— start —

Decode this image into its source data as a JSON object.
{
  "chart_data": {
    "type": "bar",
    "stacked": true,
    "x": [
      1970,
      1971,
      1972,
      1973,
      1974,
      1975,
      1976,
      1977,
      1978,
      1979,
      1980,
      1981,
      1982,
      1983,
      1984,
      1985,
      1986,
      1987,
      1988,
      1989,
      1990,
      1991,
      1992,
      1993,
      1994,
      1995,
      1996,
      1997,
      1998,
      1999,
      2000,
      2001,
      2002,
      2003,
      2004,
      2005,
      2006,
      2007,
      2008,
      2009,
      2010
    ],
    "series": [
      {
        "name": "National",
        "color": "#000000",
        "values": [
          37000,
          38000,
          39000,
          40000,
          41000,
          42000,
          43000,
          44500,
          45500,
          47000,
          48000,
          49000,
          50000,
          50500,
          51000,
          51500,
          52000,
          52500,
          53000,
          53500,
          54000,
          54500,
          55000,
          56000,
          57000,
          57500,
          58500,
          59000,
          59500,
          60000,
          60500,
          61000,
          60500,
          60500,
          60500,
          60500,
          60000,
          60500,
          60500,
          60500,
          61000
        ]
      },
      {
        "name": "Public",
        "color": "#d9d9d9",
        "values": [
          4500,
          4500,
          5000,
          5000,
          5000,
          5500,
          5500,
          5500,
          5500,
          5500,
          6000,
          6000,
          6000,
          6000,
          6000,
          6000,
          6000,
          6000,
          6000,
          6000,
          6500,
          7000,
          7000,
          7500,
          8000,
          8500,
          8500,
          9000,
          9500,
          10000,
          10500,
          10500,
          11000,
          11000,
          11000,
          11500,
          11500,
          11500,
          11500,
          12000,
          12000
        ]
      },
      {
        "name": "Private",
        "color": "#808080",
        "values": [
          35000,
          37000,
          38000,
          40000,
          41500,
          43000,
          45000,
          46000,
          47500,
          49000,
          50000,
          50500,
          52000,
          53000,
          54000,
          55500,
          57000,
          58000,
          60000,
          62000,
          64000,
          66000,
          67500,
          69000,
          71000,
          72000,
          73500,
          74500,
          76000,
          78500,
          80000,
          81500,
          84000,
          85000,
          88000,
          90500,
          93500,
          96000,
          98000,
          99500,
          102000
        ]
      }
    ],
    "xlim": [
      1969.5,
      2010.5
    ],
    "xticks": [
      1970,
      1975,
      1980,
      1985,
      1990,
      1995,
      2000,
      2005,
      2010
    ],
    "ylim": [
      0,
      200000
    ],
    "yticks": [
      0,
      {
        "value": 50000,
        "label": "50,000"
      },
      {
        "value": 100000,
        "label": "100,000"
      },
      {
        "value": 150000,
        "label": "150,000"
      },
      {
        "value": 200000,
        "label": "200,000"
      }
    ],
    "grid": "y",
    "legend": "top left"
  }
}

— end —

Task description:
Show every line of the listing in which the string "color" can be found.

Answer below:
        "color": "#000000",
        "color": "#d9d9d9",
        "color": "#808080",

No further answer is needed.